AIM: Scan the entries below for the word "semnal". Copy each line that has it.

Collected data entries

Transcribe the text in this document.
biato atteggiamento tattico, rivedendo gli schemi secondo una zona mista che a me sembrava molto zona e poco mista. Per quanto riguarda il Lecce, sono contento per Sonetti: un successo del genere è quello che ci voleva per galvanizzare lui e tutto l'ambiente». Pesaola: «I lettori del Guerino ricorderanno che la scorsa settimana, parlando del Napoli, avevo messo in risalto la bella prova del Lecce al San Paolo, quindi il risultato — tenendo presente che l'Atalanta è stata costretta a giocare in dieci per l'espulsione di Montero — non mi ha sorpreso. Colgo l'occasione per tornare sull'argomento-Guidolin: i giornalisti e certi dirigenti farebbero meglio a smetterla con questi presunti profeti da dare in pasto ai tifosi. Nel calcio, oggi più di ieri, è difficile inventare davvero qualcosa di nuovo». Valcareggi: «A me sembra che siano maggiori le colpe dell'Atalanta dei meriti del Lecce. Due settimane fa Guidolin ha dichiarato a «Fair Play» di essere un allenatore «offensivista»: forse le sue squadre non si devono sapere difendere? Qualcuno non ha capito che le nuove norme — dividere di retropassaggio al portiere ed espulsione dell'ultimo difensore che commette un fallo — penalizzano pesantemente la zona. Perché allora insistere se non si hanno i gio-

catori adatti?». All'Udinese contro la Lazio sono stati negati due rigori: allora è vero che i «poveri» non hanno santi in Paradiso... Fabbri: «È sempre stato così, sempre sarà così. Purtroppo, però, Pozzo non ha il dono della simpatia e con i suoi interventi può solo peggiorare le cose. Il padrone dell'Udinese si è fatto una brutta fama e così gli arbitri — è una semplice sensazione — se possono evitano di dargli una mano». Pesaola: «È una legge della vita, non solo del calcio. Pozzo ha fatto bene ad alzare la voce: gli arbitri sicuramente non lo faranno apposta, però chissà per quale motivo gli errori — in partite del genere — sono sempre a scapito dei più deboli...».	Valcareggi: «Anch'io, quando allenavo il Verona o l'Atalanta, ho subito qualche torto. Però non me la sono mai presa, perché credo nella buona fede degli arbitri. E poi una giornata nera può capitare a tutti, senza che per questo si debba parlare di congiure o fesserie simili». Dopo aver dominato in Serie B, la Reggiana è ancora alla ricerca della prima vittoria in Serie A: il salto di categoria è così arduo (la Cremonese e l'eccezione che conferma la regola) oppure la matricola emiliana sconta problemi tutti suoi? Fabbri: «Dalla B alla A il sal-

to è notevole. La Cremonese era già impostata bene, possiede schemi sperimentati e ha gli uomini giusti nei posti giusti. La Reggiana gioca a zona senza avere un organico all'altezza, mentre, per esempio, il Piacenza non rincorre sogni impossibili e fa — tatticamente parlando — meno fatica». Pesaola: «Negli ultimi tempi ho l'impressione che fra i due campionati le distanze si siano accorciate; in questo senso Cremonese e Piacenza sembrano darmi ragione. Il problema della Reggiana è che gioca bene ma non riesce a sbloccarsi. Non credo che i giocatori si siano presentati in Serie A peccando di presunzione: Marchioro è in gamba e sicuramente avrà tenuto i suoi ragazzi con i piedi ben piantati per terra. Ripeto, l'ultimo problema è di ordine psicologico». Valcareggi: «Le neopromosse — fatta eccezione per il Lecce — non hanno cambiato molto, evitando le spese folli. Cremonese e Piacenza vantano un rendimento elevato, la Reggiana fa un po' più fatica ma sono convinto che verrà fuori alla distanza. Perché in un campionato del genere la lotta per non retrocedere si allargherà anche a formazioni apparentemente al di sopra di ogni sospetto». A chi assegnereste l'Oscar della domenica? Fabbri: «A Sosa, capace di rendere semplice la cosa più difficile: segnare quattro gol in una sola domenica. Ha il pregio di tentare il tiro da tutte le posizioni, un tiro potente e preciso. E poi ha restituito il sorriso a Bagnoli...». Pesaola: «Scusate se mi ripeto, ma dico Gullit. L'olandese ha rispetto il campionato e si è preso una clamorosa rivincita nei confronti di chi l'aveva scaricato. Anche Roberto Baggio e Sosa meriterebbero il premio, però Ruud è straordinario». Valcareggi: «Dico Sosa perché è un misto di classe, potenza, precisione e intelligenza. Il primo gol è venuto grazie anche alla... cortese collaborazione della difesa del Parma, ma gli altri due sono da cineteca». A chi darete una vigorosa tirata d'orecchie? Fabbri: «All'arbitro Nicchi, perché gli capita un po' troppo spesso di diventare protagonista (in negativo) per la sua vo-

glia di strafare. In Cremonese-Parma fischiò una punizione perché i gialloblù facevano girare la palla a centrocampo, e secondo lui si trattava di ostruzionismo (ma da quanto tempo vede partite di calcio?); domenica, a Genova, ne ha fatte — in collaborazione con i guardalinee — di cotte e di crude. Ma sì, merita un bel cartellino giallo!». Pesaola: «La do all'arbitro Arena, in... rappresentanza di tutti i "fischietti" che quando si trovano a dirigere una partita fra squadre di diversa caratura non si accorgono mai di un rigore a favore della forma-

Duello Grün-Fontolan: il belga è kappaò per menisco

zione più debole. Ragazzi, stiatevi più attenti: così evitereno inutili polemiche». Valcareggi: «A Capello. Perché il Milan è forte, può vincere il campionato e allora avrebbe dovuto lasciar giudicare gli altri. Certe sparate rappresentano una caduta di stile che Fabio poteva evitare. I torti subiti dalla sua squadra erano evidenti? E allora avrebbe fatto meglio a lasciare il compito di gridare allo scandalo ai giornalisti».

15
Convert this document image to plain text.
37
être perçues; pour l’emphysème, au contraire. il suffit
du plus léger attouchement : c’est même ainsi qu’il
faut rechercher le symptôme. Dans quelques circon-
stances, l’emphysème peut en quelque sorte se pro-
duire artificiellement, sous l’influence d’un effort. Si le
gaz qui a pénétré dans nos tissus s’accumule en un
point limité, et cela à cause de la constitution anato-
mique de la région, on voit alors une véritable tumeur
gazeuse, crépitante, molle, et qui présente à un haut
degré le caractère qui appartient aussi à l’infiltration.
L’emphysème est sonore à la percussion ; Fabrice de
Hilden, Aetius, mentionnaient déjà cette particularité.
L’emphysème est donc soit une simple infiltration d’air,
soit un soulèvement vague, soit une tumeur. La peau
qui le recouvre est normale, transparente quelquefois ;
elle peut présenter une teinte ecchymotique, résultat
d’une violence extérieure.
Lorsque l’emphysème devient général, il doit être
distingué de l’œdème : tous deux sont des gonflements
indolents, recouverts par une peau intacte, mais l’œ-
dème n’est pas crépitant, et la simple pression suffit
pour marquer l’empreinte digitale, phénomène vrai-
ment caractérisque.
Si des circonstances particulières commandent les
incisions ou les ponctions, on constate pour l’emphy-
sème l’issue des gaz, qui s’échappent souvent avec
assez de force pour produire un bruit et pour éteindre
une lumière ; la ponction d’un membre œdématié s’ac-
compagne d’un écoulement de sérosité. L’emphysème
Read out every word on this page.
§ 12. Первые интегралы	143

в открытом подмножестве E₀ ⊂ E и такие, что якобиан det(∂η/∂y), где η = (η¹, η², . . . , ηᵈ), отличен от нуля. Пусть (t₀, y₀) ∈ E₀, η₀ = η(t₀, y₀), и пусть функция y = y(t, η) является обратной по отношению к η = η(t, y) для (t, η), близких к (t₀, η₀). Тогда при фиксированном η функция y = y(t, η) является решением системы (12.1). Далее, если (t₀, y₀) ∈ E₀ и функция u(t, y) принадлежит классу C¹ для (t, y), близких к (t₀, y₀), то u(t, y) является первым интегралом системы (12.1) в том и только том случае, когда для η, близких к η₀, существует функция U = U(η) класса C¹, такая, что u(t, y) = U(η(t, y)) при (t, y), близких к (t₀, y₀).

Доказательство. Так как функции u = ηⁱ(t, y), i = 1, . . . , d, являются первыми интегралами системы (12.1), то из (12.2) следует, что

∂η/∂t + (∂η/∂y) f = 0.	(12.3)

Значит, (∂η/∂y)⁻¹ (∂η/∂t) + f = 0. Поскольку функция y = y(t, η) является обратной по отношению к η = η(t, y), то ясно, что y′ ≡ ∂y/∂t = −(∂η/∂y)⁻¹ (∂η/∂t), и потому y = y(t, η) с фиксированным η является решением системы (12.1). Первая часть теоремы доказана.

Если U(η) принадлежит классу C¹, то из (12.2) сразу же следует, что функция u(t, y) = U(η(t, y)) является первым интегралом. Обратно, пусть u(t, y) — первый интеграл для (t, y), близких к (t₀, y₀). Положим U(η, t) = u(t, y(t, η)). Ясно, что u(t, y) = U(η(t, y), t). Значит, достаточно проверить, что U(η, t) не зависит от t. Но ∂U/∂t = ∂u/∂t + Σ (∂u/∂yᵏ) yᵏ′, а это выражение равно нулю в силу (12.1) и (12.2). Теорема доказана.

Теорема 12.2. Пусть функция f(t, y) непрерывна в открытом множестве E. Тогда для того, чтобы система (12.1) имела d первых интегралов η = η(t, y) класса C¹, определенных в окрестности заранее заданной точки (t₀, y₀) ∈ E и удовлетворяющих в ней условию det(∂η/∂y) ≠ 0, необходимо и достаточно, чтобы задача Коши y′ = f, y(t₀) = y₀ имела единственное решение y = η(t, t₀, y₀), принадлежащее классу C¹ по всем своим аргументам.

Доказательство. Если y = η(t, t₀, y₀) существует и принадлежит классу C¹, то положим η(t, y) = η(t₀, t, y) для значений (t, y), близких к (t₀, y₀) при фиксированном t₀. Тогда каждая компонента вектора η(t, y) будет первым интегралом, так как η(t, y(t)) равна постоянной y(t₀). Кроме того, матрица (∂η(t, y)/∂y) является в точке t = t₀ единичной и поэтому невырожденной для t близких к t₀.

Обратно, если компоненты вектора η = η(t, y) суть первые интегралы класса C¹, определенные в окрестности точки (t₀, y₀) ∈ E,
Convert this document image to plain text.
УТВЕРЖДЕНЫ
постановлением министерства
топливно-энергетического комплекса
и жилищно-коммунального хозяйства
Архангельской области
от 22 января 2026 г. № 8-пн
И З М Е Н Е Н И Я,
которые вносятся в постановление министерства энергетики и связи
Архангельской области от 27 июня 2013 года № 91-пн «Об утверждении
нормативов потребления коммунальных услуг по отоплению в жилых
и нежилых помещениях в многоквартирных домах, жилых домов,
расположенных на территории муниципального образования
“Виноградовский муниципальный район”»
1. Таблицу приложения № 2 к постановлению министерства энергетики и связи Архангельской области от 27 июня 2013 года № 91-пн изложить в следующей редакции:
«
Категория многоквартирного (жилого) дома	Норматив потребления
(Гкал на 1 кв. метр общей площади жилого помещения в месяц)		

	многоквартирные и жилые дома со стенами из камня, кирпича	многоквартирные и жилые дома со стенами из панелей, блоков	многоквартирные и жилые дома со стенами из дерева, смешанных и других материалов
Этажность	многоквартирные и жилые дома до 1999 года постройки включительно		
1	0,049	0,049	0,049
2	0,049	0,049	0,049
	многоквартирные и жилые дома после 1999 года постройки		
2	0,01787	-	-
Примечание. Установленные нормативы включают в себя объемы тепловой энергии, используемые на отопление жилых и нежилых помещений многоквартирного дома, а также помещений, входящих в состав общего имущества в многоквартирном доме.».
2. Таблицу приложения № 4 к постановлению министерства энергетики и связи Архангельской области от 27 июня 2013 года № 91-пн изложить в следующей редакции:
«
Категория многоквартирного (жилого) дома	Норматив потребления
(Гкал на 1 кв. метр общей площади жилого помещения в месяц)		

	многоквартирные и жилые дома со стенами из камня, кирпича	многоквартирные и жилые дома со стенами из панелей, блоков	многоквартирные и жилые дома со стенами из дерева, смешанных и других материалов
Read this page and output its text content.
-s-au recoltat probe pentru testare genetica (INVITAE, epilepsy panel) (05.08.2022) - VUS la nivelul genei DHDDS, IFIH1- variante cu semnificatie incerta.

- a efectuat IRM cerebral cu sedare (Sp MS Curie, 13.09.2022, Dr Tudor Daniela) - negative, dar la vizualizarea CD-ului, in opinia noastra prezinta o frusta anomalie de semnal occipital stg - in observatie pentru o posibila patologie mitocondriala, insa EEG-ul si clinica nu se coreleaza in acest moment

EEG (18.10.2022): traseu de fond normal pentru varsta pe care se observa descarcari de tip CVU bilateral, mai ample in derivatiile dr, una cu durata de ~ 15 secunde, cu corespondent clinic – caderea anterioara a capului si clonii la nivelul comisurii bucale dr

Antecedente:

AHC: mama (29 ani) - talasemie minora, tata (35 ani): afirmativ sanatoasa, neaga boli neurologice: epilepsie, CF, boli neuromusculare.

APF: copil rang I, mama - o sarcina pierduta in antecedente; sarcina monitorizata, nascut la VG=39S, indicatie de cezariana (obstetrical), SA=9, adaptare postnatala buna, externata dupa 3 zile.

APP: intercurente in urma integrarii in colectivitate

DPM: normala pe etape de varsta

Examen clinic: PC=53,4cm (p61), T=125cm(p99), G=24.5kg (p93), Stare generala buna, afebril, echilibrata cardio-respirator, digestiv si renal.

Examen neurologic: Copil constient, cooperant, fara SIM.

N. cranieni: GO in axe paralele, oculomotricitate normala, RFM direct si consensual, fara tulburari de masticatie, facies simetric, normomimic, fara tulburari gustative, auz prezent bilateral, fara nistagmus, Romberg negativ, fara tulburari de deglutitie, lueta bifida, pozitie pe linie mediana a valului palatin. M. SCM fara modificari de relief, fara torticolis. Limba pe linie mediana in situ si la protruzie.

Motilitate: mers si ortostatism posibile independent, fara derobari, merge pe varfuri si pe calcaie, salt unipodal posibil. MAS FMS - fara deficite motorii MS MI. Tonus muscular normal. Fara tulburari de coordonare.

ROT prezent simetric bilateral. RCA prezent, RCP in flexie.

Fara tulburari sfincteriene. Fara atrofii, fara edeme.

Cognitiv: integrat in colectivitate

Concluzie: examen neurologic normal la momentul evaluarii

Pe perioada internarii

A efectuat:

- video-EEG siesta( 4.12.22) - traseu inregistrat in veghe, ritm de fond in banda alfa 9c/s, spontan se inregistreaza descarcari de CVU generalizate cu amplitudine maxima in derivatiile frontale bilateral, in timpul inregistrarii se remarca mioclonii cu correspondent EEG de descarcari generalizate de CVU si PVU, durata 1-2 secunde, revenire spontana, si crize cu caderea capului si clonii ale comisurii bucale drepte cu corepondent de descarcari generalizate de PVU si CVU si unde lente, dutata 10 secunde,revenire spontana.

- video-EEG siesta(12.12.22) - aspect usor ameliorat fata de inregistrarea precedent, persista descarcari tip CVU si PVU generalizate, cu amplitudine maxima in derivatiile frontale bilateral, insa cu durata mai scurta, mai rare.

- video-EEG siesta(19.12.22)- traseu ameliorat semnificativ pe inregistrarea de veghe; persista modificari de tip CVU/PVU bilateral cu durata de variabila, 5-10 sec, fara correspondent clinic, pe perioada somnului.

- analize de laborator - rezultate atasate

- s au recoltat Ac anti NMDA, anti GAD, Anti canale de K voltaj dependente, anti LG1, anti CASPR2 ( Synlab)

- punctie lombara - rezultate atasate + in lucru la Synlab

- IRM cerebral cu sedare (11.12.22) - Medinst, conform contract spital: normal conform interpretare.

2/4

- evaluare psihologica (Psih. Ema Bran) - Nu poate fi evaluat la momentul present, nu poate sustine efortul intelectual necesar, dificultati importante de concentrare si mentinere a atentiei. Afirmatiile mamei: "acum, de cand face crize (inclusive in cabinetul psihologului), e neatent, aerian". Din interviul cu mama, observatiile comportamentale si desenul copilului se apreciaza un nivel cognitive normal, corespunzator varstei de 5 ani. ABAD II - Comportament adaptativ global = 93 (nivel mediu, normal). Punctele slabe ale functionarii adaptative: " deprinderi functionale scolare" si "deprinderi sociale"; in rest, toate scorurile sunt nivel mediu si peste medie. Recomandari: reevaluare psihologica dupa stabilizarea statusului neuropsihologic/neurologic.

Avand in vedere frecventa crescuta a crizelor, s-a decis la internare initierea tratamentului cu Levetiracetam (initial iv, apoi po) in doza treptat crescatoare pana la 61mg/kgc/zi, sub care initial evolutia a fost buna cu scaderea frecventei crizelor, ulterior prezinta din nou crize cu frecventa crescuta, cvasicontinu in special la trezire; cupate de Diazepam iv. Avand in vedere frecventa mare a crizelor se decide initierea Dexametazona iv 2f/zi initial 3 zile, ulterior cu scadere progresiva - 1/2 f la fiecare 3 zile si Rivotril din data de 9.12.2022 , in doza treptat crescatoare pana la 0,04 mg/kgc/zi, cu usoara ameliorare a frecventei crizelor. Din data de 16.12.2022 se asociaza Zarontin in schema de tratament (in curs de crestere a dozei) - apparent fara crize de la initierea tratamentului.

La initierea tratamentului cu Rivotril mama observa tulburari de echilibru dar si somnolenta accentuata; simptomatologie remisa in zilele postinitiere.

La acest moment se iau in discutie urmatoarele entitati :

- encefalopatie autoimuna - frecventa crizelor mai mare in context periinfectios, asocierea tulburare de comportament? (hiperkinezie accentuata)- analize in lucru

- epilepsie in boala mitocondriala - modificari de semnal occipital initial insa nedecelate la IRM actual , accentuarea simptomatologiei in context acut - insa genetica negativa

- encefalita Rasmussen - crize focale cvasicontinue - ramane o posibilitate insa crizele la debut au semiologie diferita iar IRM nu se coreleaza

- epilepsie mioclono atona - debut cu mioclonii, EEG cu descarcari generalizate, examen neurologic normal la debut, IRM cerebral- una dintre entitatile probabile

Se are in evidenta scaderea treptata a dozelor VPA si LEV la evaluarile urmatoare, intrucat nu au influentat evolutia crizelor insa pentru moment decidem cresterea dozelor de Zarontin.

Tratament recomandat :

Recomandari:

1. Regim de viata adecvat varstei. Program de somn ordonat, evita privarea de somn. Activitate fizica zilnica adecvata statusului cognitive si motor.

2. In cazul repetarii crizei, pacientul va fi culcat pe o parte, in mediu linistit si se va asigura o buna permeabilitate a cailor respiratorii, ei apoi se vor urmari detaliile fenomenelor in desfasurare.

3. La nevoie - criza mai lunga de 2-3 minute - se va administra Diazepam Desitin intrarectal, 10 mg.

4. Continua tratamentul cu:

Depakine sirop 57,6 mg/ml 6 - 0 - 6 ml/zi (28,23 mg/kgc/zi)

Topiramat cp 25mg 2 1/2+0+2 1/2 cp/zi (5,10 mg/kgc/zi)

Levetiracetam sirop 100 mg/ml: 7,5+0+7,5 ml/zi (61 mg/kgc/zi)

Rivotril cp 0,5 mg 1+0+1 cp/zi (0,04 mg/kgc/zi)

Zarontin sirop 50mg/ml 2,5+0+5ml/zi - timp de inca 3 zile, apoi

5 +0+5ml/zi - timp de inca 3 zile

WRITTEN RESPONSE:
- a efectuat IRM cerebral cu sedare (Sp MS Curie, 13.09.2022, Dr Tudor Daniela) - negative, dar la vizualizarea CD-ului, in opinia noastra prezinta o frusta anomalie de semnal occipital stg - in observatie pentru o posibila patologie mitocondriala, insa EEG-ul si clinica nu se coreleaza in acest moment
- epilepsie in boala mitocondriala - modificari de semnal occipital initial insa nedecelate la IRM actual , accentuarea simptomatologiei in context acut - insa genetica negativa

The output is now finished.